▸ Goal: Single out the lines of the material that contain "Recall" and copy them.

-- Start of Task input --

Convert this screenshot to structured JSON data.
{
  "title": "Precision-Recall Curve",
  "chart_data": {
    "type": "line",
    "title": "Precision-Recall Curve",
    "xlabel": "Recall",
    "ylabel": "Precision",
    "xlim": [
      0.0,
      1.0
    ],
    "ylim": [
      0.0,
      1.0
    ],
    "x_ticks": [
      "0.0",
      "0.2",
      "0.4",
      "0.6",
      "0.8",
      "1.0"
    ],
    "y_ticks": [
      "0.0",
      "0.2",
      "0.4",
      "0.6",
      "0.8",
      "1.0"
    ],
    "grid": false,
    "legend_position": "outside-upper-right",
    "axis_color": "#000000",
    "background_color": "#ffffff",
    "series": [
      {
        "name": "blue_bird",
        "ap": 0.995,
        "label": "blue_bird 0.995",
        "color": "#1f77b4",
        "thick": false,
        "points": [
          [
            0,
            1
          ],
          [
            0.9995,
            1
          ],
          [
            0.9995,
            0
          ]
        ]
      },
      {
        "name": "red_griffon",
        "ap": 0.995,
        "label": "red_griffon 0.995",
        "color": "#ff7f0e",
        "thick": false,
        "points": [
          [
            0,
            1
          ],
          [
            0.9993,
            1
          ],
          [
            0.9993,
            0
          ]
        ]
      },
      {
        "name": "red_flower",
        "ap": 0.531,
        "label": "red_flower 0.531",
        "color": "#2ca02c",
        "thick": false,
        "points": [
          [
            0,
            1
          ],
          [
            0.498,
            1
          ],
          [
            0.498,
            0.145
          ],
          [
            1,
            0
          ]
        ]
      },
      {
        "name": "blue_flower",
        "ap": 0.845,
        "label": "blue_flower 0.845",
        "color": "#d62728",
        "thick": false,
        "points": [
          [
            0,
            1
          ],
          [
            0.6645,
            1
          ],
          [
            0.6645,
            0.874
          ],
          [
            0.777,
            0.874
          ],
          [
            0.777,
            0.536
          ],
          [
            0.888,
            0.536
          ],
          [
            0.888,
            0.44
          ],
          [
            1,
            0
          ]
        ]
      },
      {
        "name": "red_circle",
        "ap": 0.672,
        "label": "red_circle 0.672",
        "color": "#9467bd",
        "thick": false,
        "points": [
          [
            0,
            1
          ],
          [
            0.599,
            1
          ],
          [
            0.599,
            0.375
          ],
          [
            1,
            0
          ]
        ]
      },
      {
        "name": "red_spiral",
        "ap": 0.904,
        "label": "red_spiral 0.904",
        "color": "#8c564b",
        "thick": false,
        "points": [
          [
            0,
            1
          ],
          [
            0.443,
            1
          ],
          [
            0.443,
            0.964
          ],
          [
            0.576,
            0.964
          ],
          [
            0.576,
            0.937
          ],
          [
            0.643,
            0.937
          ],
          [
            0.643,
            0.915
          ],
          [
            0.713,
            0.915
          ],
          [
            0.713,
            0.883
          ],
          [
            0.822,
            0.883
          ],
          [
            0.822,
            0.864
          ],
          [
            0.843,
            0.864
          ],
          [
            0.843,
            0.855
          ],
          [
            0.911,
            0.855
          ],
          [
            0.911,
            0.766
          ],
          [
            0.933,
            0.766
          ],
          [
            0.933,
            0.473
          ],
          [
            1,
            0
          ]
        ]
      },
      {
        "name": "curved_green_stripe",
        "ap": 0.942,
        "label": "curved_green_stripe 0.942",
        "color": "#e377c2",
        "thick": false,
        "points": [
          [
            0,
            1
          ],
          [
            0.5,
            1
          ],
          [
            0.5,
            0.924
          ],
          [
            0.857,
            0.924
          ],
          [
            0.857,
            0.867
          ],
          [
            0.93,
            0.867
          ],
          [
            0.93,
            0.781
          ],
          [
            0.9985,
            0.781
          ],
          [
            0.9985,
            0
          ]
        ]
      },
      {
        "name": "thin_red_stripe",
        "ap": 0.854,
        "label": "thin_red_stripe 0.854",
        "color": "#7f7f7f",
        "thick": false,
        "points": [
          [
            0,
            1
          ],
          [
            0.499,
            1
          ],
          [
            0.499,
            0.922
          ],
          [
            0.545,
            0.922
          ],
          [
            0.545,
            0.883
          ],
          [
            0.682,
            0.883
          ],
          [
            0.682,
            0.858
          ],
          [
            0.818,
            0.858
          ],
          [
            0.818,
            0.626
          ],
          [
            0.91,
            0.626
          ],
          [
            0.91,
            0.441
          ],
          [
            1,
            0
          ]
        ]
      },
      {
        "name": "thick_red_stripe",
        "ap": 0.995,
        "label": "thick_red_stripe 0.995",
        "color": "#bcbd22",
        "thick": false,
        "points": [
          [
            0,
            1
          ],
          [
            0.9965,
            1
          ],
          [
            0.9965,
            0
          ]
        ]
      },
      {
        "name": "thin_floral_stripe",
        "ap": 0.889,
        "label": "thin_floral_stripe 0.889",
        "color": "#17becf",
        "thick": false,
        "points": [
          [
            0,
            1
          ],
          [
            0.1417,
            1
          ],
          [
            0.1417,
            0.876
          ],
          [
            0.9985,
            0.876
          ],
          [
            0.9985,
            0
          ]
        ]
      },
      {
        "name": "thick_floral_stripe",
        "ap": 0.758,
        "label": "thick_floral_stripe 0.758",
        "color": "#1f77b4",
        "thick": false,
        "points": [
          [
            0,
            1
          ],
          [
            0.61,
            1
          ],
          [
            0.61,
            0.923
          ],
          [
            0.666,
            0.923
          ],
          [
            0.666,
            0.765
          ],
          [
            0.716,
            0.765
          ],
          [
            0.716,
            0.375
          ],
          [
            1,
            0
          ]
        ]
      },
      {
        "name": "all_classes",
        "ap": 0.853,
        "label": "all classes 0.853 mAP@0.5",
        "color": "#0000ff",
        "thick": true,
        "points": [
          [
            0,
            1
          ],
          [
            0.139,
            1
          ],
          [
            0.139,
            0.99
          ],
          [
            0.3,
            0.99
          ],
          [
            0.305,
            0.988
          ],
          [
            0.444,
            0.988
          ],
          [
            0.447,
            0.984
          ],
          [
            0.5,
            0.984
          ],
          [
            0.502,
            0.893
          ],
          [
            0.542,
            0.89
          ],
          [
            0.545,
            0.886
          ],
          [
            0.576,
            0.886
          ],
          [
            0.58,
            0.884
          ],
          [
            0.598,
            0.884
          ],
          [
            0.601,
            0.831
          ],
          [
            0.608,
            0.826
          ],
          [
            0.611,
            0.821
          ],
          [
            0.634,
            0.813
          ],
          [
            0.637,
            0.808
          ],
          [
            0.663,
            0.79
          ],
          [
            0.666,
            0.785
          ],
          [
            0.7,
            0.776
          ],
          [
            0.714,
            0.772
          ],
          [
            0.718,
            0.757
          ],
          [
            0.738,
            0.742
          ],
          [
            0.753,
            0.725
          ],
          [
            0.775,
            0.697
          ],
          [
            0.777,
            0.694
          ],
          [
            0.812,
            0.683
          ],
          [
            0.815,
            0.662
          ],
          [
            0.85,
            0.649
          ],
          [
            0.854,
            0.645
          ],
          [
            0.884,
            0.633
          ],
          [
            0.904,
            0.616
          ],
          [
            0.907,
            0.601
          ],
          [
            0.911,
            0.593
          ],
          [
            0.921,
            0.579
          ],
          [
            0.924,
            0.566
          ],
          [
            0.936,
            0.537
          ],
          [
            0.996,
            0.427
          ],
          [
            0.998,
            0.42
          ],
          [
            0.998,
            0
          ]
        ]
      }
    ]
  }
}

-- End of Task input --

▸ Correct result:
  "title": "Precision-Recall Curve",
    "title": "Precision-Recall Curve",
    "xlabel": "Recall",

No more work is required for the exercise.